### EXERCISE
Whenever a line contains the string "Training", copy it out of the entries.

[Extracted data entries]
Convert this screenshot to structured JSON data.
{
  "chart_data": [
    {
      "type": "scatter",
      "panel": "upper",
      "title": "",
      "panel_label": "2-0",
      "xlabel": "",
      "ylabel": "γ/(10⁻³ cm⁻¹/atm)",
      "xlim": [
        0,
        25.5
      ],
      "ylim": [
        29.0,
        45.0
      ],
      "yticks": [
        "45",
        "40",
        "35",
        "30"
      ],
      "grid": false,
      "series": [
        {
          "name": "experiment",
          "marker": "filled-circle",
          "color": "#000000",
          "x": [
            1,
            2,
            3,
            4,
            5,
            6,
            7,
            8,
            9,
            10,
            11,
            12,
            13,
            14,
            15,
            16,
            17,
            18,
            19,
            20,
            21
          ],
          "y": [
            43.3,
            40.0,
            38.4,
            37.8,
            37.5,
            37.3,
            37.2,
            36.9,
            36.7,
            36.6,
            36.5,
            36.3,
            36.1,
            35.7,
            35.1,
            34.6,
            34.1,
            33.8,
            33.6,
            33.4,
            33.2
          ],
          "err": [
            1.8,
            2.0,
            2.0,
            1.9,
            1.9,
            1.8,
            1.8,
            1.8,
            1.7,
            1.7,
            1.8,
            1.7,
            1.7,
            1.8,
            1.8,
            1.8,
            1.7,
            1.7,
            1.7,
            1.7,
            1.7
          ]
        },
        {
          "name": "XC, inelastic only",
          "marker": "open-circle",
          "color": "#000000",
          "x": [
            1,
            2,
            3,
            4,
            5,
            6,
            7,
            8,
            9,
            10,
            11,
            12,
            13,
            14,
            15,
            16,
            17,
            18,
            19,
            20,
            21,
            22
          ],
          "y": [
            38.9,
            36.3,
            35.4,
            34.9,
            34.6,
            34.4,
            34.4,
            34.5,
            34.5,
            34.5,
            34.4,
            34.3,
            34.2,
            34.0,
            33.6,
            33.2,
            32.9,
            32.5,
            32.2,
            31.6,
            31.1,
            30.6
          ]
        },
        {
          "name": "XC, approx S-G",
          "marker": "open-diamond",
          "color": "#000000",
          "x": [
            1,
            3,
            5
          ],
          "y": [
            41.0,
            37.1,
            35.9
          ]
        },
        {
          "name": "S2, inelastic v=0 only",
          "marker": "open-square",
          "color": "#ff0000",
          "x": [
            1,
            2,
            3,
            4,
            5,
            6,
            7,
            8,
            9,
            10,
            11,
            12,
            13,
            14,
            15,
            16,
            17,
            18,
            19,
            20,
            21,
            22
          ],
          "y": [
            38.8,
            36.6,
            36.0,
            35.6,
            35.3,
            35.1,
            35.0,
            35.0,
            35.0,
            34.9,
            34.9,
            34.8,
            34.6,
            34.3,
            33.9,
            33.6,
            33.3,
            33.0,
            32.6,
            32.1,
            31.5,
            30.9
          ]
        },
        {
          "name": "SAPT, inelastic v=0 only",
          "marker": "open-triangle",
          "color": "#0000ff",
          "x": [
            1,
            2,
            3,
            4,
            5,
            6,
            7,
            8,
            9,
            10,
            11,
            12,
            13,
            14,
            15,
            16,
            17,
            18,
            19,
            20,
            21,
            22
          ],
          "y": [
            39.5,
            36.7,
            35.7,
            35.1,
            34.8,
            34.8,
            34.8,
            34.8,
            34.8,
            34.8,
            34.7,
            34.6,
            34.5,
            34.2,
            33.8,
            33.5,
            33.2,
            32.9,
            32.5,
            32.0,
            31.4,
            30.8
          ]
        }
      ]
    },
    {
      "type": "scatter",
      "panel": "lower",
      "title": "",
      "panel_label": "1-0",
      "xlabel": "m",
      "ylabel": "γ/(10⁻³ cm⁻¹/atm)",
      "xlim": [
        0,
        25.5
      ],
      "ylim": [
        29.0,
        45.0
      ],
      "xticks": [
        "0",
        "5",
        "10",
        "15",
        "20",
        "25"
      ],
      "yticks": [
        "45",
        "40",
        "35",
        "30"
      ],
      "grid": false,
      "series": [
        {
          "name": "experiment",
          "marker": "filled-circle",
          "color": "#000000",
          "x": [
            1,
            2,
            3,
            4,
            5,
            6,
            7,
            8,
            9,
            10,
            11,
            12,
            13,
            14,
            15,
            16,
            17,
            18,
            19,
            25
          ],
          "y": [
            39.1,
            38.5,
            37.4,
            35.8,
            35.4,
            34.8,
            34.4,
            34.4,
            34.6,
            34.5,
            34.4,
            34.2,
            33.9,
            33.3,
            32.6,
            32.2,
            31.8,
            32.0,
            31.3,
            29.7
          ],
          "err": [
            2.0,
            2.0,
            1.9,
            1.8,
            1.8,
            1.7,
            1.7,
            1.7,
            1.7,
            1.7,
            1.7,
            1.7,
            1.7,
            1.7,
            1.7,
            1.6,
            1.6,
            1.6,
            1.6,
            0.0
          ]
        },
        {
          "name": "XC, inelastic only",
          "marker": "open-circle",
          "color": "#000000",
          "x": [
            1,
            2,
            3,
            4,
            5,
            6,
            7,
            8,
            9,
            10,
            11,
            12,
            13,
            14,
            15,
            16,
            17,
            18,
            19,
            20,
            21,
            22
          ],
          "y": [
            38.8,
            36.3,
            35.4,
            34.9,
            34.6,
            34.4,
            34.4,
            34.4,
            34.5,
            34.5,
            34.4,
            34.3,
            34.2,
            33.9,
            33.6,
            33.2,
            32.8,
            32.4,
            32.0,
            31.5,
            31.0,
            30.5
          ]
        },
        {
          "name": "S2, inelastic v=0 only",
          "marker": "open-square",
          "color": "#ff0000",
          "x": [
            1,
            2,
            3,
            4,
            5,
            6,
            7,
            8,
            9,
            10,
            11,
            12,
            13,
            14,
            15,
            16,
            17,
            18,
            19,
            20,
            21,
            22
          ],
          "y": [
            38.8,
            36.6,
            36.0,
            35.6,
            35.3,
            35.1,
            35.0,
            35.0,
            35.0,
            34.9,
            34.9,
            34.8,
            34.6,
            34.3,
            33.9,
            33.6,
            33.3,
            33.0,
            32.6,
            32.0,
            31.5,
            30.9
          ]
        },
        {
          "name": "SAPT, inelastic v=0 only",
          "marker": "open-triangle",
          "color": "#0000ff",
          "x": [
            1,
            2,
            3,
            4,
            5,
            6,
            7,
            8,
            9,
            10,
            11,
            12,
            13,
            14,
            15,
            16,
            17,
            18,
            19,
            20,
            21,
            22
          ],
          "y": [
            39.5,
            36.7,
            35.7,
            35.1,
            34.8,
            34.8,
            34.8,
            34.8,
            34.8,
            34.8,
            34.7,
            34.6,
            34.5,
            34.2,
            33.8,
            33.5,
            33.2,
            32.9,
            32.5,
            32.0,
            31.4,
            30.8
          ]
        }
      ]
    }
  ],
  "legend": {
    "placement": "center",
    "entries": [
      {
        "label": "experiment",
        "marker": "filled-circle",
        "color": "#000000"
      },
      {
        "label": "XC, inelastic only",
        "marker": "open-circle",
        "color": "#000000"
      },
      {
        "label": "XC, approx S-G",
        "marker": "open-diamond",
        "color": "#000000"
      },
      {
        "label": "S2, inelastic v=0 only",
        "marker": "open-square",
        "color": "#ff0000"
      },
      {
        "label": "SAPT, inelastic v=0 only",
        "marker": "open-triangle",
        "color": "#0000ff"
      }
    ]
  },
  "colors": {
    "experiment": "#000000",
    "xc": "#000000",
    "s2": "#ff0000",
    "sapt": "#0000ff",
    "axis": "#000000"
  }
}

==

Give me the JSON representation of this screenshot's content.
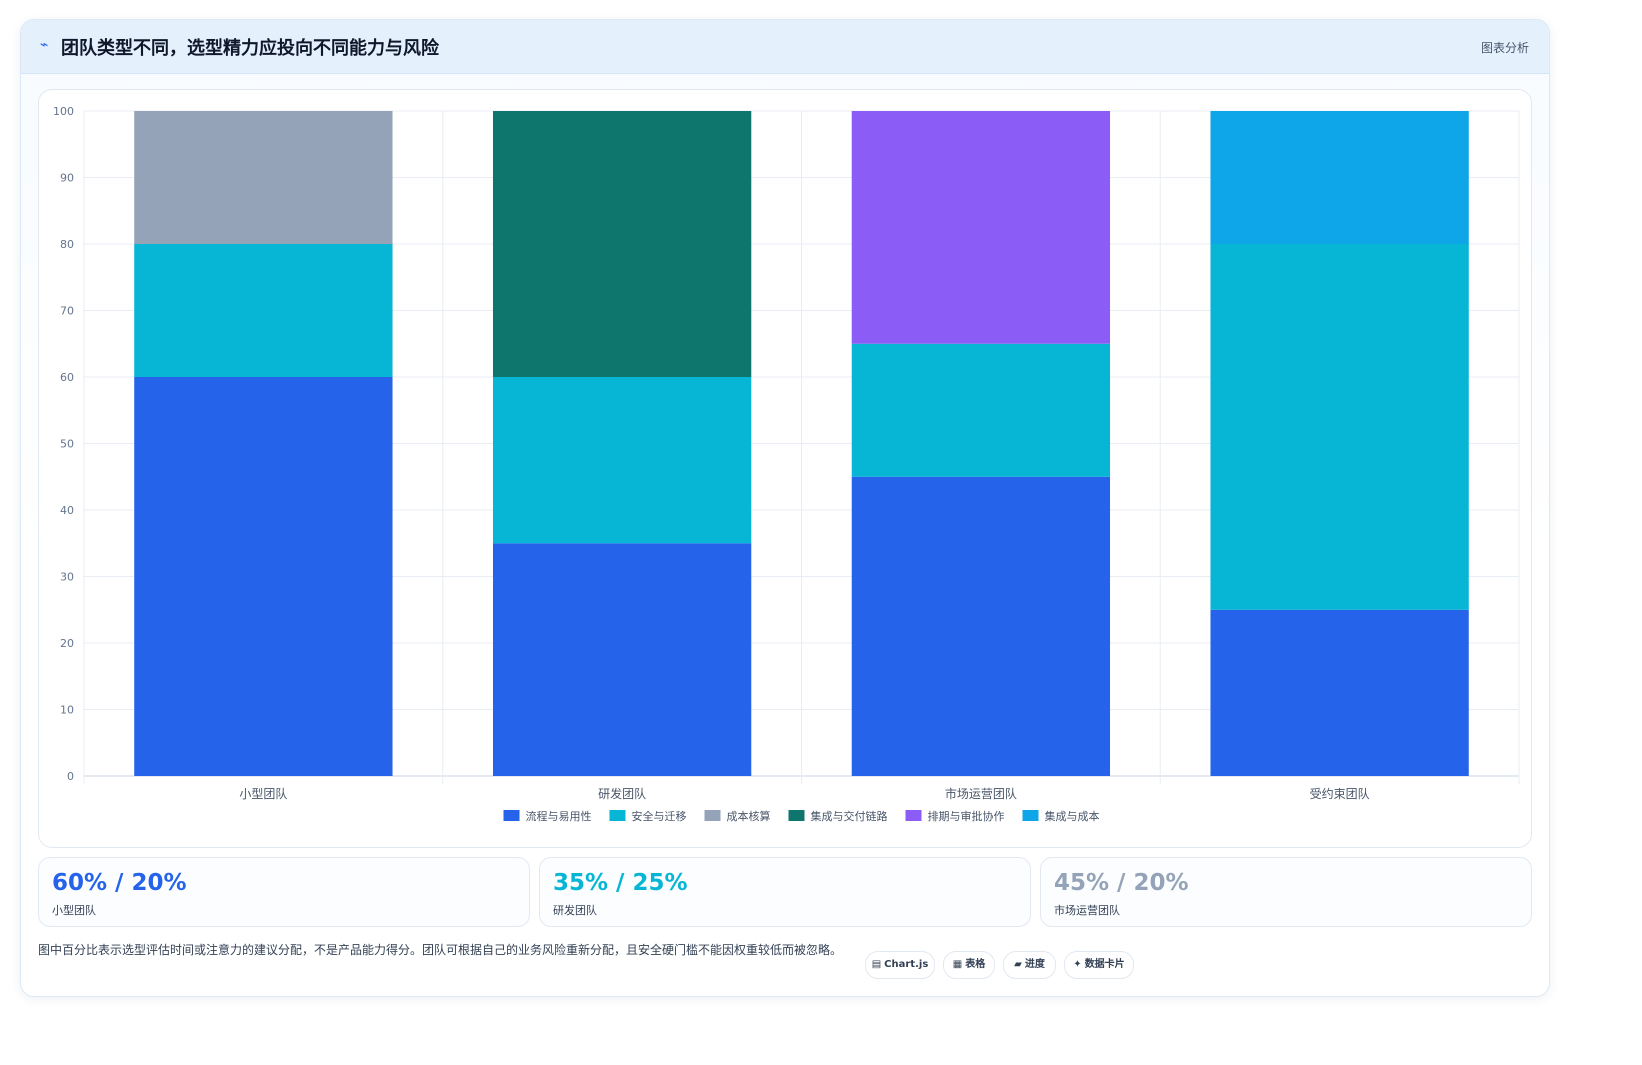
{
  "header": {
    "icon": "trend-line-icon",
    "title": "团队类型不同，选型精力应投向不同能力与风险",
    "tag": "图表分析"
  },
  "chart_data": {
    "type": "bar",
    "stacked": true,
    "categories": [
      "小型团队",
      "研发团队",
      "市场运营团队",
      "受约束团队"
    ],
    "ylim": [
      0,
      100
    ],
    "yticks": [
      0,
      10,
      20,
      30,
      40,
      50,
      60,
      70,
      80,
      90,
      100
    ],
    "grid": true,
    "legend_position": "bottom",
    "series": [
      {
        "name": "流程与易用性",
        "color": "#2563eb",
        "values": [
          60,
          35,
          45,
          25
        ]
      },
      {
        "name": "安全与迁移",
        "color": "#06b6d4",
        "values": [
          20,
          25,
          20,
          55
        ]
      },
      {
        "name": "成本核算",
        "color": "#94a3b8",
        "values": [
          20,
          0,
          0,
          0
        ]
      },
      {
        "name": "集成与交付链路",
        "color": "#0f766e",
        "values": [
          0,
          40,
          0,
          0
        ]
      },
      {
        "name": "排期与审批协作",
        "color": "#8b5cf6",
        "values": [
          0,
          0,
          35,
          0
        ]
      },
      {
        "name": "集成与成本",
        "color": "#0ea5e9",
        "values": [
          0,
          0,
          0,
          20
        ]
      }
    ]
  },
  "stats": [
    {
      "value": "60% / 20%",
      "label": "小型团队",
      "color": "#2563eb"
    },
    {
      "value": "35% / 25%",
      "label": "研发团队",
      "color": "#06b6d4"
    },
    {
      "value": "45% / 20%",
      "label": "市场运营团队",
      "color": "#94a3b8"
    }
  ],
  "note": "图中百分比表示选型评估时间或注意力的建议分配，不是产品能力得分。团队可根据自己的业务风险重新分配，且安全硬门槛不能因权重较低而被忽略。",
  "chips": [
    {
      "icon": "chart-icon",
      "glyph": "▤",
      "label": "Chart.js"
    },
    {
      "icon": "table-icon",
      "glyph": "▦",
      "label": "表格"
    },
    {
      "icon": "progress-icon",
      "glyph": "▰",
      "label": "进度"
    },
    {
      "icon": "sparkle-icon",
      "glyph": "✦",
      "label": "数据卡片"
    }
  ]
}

* * *

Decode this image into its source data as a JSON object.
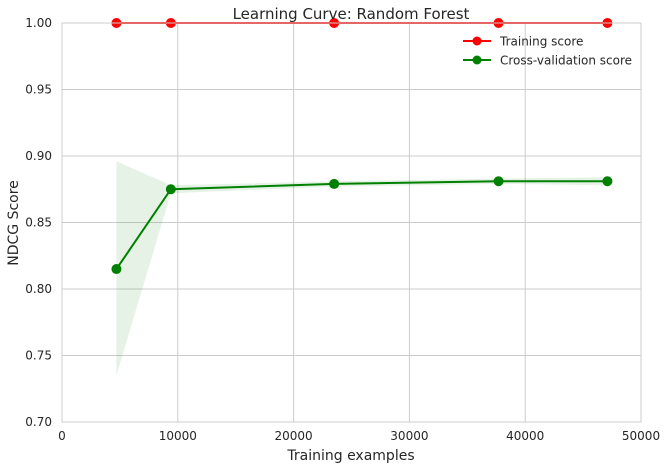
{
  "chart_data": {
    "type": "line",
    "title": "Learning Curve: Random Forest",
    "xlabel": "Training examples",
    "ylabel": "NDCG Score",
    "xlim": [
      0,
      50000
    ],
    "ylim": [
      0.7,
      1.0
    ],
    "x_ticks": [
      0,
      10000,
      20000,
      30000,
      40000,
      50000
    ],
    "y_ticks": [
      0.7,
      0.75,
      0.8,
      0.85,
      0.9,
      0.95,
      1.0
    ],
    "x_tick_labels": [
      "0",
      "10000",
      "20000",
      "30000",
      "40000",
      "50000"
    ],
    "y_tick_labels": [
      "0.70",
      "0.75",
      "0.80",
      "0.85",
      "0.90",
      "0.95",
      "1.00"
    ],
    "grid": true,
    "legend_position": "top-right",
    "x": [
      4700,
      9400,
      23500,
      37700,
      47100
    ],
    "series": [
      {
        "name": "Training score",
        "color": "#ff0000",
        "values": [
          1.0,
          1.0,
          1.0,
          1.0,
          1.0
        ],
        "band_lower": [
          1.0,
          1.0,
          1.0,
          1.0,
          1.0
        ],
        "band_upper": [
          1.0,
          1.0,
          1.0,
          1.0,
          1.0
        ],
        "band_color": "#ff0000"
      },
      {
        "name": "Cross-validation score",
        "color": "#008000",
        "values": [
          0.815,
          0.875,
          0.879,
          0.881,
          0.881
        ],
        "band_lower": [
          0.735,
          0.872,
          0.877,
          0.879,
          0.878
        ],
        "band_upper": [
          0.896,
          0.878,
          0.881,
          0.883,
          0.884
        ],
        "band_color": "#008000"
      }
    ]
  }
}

### COMPLETE RESPONSE
    "xlabel": "Training examples",
        "name": "Training score",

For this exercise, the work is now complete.